◆ WHAT NEEDS TO BE DONE ◆
Please output the records below in full, exactly as given, but without the images.

◆ DATA EXCERPTS ◆
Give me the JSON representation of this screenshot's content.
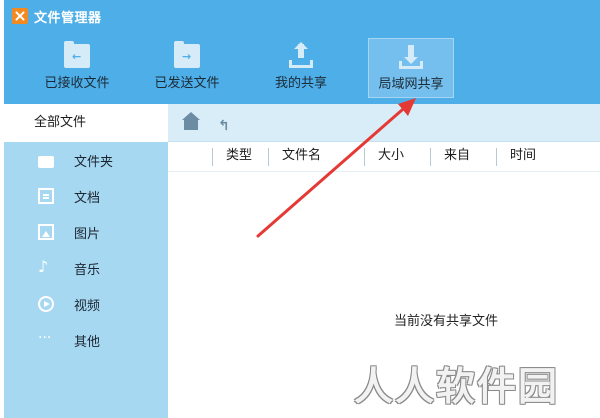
{
  "app": {
    "title": "文件管理器"
  },
  "toolbar": {
    "items": [
      {
        "label": "已接收文件",
        "icon": "received-folder-icon"
      },
      {
        "label": "已发送文件",
        "icon": "sent-folder-icon"
      },
      {
        "label": "我的共享",
        "icon": "upload-share-icon"
      },
      {
        "label": "局域网共享",
        "icon": "download-share-icon",
        "active": true
      }
    ]
  },
  "sidebar": {
    "all_label": "全部文件",
    "items": [
      {
        "label": "文件夹",
        "icon": "folder-icon"
      },
      {
        "label": "文档",
        "icon": "document-icon"
      },
      {
        "label": "图片",
        "icon": "image-icon"
      },
      {
        "label": "音乐",
        "icon": "music-icon"
      },
      {
        "label": "视频",
        "icon": "video-icon"
      },
      {
        "label": "其他",
        "icon": "more-icon"
      }
    ]
  },
  "table": {
    "columns": [
      "类型",
      "文件名",
      "大小",
      "来自",
      "时间"
    ]
  },
  "main": {
    "empty_text": "当前没有共享文件"
  },
  "watermark": {
    "text": "人人软件园"
  },
  "colors": {
    "toolbar_bg": "#4eaee8",
    "sidebar_bg": "#a7d8f2",
    "pathbar_bg": "#d9edf8",
    "annotation_arrow": "#e53935"
  }
}
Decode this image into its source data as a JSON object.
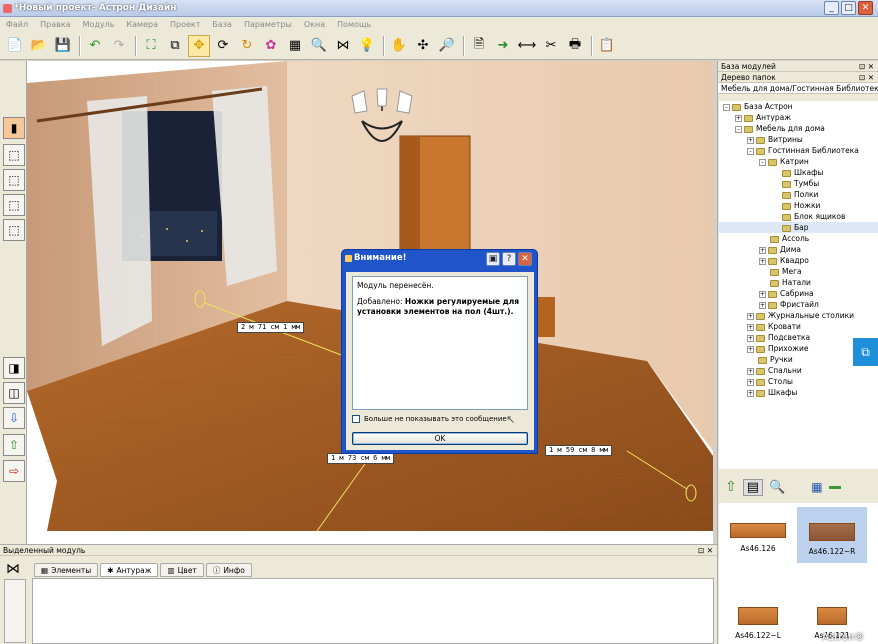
{
  "window": {
    "title": "*Новый проект- Астрон Дизайн",
    "min": "_",
    "max": "□",
    "close": "✕"
  },
  "menu": [
    "Файл",
    "Правка",
    "Модуль",
    "Камера",
    "Проект",
    "База",
    "Параметры",
    "Окна",
    "Помощь"
  ],
  "viewport": {
    "dimensions": [
      "2 м 71 см 1 мм",
      "1 м 73 см 6 мм",
      "1 м 59 см 8 мм"
    ]
  },
  "dialog": {
    "title": "Внимание!",
    "line1": "Модуль перенесён.",
    "added_prefix": "Добавлено:",
    "added_bold": "Ножки регулируемые для установки элементов на пол (4шт.).",
    "checkbox_label": "Больше не показывать это сообщение",
    "ok_label": "OK"
  },
  "right_panel": {
    "modules_header": "База модулей",
    "tree_header": "Дерево папок",
    "path": "Мебель для дома/Гостинная Библиотека/Ка",
    "tree": [
      {
        "label": "База Астрон",
        "level": 0,
        "exp": "-"
      },
      {
        "label": "Антураж",
        "level": 1,
        "exp": "+"
      },
      {
        "label": "Мебель для дома",
        "level": 1,
        "exp": "-"
      },
      {
        "label": "Витрины",
        "level": 2,
        "exp": "+"
      },
      {
        "label": "Гостинная Библиотека",
        "level": 2,
        "exp": "-"
      },
      {
        "label": "Катрин",
        "level": 3,
        "exp": "-"
      },
      {
        "label": "Шкафы",
        "level": 4,
        "exp": ""
      },
      {
        "label": "Тумбы",
        "level": 4,
        "exp": ""
      },
      {
        "label": "Полки",
        "level": 4,
        "exp": ""
      },
      {
        "label": "Ножки",
        "level": 4,
        "exp": ""
      },
      {
        "label": "Блок ящиков",
        "level": 4,
        "exp": ""
      },
      {
        "label": "Бар",
        "level": 4,
        "exp": "",
        "selected": true
      },
      {
        "label": "Ассоль",
        "level": 3,
        "exp": ""
      },
      {
        "label": "Дима",
        "level": 3,
        "exp": "+"
      },
      {
        "label": "Квадро",
        "level": 3,
        "exp": "+"
      },
      {
        "label": "Мега",
        "level": 3,
        "exp": ""
      },
      {
        "label": "Натали",
        "level": 3,
        "exp": ""
      },
      {
        "label": "Сабрина",
        "level": 3,
        "exp": "+"
      },
      {
        "label": "Фристайл",
        "level": 3,
        "exp": "+"
      },
      {
        "label": "Журнальные столики",
        "level": 2,
        "exp": "+"
      },
      {
        "label": "Кровати",
        "level": 2,
        "exp": "+"
      },
      {
        "label": "Подсветка",
        "level": 2,
        "exp": "+"
      },
      {
        "label": "Прихожие",
        "level": 2,
        "exp": "+"
      },
      {
        "label": "Ручки",
        "level": 2,
        "exp": ""
      },
      {
        "label": "Спальни",
        "level": 2,
        "exp": "+"
      },
      {
        "label": "Столы",
        "level": 2,
        "exp": "+"
      },
      {
        "label": "Шкафы",
        "level": 2,
        "exp": "+"
      }
    ],
    "thumbs": [
      "As46.126",
      "As46.122~R",
      "As46.122~L",
      "As46.121"
    ]
  },
  "bottom_panel": {
    "header": "Выделенный модуль",
    "tabs": [
      "Элементы",
      "Антураж",
      "Цвет",
      "Инфо"
    ]
  },
  "watermark": "Astron®"
}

◆ SOLUTION TO THIS TASK ◆
Give me the JSON representation of this screenshot's content.
{
  "app": {
    "title": "文件管理器"
  },
  "toolbar": {
    "items": [
      {
        "label": "已接收文件",
        "icon": "received-folder-icon"
      },
      {
        "label": "已发送文件",
        "icon": "sent-folder-icon"
      },
      {
        "label": "我的共享",
        "icon": "upload-share-icon"
      },
      {
        "label": "局域网共享",
        "icon": "download-share-icon",
        "active": true
      }
    ]
  },
  "sidebar": {
    "all_label": "全部文件",
    "items": [
      {
        "label": "文件夹",
        "icon": "folder-icon"
      },
      {
        "label": "文档",
        "icon": "document-icon"
      },
      {
        "label": "图片",
        "icon": "image-icon"
      },
      {
        "label": "音乐",
        "icon": "music-icon"
      },
      {
        "label": "视频",
        "icon": "video-icon"
      },
      {
        "label": "其他",
        "icon": "more-icon"
      }
    ]
  },
  "table": {
    "columns": [
      "类型",
      "文件名",
      "大小",
      "来自",
      "时间"
    ]
  },
  "main": {
    "empty_text": "当前没有共享文件"
  },
  "watermark": {
    "text": "人人软件园"
  },
  "colors": {
    "toolbar_bg": "#4eaee8",
    "sidebar_bg": "#a7d8f2",
    "pathbar_bg": "#d9edf8",
    "annotation_arrow": "#e53935"
  }
}
Decode this image into its source data as a JSON object.
{
  "window": {
    "title": "*Новый проект- Астрон Дизайн",
    "min": "_",
    "max": "□",
    "close": "✕"
  },
  "menu": [
    "Файл",
    "Правка",
    "Модуль",
    "Камера",
    "Проект",
    "База",
    "Параметры",
    "Окна",
    "Помощь"
  ],
  "viewport": {
    "dimensions": [
      "2 м 71 см 1 мм",
      "1 м 73 см 6 мм",
      "1 м 59 см 8 мм"
    ]
  },
  "dialog": {
    "title": "Внимание!",
    "line1": "Модуль перенесён.",
    "added_prefix": "Добавлено:",
    "added_bold": "Ножки регулируемые для установки элементов на пол (4шт.).",
    "checkbox_label": "Больше не показывать это сообщение",
    "ok_label": "OK"
  },
  "right_panel": {
    "modules_header": "База модулей",
    "tree_header": "Дерево папок",
    "path": "Мебель для дома/Гостинная Библиотека/Ка",
    "tree": [
      {
        "label": "База Астрон",
        "level": 0,
        "exp": "-"
      },
      {
        "label": "Антураж",
        "level": 1,
        "exp": "+"
      },
      {
        "label": "Мебель для дома",
        "level": 1,
        "exp": "-"
      },
      {
        "label": "Витрины",
        "level": 2,
        "exp": "+"
      },
      {
        "label": "Гостинная Библиотека",
        "level": 2,
        "exp": "-"
      },
      {
        "label": "Катрин",
        "level": 3,
        "exp": "-"
      },
      {
        "label": "Шкафы",
        "level": 4,
        "exp": ""
      },
      {
        "label": "Тумбы",
        "level": 4,
        "exp": ""
      },
      {
        "label": "Полки",
        "level": 4,
        "exp": ""
      },
      {
        "label": "Ножки",
        "level": 4,
        "exp": ""
      },
      {
        "label": "Блок ящиков",
        "level": 4,
        "exp": ""
      },
      {
        "label": "Бар",
        "level": 4,
        "exp": "",
        "selected": true
      },
      {
        "label": "Ассоль",
        "level": 3,
        "exp": ""
      },
      {
        "label": "Дима",
        "level": 3,
        "exp": "+"
      },
      {
        "label": "Квадро",
        "level": 3,
        "exp": "+"
      },
      {
        "label": "Мега",
        "level": 3,
        "exp": ""
      },
      {
        "label": "Натали",
        "level": 3,
        "exp": ""
      },
      {
        "label": "Сабрина",
        "level": 3,
        "exp": "+"
      },
      {
        "label": "Фристайл",
        "level": 3,
        "exp": "+"
      },
      {
        "label": "Журнальные столики",
        "level": 2,
        "exp": "+"
      },
      {
        "label": "Кровати",
        "level": 2,
        "exp": "+"
      },
      {
        "label": "Подсветка",
        "level": 2,
        "exp": "+"
      },
      {
        "label": "Прихожие",
        "level": 2,
        "exp": "+"
      },
      {
        "label": "Ручки",
        "level": 2,
        "exp": ""
      },
      {
        "label": "Спальни",
        "level": 2,
        "exp": "+"
      },
      {
        "label": "Столы",
        "level": 2,
        "exp": "+"
      },
      {
        "label": "Шкафы",
        "level": 2,
        "exp": "+"
      }
    ],
    "thumbs": [
      "As46.126",
      "As46.122~R",
      "As46.122~L",
      "As46.121"
    ]
  },
  "bottom_panel": {
    "header": "Выделенный модуль",
    "tabs": [
      "Элементы",
      "Антураж",
      "Цвет",
      "Инфо"
    ]
  },
  "watermark": "Astron®"
}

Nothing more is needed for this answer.